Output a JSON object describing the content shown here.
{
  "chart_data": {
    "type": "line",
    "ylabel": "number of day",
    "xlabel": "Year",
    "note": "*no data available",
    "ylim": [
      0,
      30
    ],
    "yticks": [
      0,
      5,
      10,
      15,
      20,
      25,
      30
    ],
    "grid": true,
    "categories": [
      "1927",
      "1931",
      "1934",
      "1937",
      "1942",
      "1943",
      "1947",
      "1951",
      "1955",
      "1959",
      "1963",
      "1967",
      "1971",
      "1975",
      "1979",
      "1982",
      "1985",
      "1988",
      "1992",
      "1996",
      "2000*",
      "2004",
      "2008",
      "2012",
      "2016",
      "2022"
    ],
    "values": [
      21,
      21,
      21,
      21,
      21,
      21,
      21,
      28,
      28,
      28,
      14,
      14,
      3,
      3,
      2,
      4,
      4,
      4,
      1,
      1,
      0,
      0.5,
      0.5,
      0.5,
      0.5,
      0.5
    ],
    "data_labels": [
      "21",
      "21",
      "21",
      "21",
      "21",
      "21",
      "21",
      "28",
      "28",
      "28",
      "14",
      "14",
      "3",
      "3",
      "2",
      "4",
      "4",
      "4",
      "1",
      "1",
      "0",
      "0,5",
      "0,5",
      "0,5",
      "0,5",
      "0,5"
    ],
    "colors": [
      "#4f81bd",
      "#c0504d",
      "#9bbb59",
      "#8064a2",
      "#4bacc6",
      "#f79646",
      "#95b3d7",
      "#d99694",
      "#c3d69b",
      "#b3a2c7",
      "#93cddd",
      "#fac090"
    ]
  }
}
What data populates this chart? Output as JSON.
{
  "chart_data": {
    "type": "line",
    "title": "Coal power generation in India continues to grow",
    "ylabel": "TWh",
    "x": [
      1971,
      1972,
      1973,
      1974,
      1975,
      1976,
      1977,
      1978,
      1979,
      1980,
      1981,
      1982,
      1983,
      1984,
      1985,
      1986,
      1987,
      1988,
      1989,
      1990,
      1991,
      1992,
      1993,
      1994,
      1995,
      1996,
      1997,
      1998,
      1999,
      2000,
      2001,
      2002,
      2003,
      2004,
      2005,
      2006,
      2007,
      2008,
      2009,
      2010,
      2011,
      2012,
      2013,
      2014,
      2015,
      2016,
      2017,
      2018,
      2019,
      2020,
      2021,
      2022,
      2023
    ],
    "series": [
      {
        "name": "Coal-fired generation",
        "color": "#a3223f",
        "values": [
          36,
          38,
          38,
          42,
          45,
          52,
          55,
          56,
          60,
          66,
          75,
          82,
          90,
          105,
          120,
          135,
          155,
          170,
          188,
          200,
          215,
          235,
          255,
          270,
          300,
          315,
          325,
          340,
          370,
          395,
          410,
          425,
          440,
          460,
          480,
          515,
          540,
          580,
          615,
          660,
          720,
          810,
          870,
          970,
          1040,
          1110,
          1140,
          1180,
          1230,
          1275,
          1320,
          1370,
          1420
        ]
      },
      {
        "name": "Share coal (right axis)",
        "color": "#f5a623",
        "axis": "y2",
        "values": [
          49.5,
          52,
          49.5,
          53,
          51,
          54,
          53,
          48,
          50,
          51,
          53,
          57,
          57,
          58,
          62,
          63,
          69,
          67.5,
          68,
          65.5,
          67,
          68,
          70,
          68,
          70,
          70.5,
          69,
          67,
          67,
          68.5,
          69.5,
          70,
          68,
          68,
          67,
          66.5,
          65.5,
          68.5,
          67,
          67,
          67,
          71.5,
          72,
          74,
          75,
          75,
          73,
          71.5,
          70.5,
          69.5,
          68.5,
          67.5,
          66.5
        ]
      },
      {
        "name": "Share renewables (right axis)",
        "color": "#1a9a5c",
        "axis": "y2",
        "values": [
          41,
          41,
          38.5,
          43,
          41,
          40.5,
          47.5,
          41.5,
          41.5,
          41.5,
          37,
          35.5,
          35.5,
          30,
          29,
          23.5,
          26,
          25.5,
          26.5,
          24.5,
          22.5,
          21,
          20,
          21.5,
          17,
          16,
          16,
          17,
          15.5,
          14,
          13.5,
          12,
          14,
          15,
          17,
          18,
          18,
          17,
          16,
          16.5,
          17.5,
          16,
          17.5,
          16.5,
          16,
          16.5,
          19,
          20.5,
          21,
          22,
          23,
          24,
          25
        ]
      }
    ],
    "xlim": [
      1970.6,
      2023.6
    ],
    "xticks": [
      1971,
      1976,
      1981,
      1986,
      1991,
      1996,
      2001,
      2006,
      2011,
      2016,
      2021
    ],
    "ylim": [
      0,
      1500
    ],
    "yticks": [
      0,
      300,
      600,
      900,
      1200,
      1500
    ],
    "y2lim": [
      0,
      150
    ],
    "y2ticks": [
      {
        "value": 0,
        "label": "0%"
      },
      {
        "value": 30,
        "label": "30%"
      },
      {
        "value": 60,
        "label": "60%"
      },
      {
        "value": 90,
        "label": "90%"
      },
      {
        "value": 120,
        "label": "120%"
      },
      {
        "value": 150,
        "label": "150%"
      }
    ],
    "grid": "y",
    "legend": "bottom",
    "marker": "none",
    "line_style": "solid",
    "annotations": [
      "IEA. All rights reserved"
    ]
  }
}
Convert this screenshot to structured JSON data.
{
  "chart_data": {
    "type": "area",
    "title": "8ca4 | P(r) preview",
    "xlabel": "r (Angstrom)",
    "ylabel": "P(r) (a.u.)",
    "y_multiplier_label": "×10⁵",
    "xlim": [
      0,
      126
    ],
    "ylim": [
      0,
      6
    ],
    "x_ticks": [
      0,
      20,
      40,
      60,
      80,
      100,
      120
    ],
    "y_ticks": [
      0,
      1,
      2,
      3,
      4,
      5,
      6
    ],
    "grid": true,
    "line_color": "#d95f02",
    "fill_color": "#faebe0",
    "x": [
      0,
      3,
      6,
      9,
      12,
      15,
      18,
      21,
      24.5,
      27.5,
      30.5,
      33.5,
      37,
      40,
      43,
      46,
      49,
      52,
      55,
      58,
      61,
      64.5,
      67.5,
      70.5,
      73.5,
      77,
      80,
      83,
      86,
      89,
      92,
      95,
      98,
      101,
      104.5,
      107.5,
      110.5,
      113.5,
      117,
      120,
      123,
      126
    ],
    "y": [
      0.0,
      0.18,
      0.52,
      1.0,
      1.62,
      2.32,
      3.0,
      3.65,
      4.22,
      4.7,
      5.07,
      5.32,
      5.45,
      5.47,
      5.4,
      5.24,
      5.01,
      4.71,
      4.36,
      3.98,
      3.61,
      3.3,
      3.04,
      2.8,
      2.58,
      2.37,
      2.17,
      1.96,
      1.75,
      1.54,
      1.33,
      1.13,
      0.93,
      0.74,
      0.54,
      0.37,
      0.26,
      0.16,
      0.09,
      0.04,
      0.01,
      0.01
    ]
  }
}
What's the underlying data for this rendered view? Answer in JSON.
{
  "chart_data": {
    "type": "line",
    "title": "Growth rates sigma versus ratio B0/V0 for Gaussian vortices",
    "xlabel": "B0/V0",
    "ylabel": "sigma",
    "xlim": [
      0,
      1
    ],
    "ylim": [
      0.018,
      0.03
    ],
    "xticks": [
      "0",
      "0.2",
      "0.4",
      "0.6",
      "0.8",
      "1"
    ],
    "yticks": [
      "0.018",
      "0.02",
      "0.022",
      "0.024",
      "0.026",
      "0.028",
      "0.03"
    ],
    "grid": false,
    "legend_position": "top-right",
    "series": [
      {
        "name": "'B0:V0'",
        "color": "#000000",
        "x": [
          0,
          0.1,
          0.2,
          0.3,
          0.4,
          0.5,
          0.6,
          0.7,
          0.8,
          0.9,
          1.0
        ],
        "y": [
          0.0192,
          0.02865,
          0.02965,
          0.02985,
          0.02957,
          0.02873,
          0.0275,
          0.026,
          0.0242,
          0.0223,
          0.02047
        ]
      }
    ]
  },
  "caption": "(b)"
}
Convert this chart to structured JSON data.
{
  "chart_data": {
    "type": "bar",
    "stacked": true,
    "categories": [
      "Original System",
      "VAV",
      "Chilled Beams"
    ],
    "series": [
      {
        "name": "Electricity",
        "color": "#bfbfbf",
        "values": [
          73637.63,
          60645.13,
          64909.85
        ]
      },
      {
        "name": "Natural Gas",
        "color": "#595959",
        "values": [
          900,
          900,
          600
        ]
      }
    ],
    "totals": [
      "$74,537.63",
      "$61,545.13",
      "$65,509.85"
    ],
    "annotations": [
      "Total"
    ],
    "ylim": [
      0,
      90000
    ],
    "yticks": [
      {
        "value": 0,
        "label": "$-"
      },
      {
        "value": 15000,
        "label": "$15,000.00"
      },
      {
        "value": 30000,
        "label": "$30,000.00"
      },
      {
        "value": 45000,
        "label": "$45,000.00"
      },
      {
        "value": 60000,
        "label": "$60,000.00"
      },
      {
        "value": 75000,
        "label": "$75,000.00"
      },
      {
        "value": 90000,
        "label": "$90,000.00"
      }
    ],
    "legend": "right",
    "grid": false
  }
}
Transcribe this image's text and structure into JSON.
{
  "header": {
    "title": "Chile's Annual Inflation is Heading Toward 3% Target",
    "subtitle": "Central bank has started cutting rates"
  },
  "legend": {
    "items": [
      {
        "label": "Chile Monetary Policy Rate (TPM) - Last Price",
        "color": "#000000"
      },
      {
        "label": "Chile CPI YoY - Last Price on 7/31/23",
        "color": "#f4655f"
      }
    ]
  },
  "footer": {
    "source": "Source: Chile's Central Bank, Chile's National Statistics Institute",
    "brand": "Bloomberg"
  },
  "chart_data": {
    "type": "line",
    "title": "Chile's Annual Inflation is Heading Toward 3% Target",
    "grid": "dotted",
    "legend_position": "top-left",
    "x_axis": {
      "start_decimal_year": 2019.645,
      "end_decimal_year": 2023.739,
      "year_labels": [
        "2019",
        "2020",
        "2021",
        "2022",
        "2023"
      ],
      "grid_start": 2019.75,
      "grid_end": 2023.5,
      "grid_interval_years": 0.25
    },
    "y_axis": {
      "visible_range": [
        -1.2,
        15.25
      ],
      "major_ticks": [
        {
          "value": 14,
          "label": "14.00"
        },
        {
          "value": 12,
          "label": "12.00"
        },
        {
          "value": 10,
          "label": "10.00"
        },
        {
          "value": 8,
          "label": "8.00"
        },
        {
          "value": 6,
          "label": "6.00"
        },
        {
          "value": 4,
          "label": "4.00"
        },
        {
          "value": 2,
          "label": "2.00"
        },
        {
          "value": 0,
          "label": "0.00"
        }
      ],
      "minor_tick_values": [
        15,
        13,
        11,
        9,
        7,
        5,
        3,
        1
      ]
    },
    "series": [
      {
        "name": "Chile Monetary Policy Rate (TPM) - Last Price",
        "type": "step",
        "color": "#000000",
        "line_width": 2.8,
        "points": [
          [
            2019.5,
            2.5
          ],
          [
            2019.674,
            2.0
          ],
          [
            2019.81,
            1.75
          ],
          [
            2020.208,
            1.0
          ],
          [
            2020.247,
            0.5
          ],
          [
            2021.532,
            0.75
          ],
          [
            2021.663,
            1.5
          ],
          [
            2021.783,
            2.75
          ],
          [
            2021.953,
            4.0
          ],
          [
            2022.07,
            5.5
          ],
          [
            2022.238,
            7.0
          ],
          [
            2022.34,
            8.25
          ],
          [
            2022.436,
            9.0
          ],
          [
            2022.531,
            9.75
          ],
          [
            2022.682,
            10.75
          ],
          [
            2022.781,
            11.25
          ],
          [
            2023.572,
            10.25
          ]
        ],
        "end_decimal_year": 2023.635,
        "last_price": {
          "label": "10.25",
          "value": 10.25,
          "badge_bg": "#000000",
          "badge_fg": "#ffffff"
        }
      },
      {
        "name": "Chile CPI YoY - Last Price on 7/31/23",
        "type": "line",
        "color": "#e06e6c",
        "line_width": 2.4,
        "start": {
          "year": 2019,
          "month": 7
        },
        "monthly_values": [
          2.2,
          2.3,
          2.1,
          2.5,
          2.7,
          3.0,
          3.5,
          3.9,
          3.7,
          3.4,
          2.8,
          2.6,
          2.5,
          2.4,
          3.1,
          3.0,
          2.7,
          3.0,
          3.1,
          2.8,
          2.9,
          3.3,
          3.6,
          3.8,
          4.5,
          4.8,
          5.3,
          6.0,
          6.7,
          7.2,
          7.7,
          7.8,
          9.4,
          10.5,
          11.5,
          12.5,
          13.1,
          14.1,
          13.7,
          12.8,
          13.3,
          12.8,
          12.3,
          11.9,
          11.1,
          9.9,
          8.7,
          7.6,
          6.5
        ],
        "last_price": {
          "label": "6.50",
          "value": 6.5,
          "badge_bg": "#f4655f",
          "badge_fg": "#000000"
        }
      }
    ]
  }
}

☆ ☆ ☆ ☆ ☆ ☆ ☆

What to work on »
Track down every line holding the string "Policy" and copy it.

Expected answer »
        "label": "Chile Monetary Policy Rate (TPM) - Last Price",
        "name": "Chile Monetary Policy Rate (TPM) - Last Price",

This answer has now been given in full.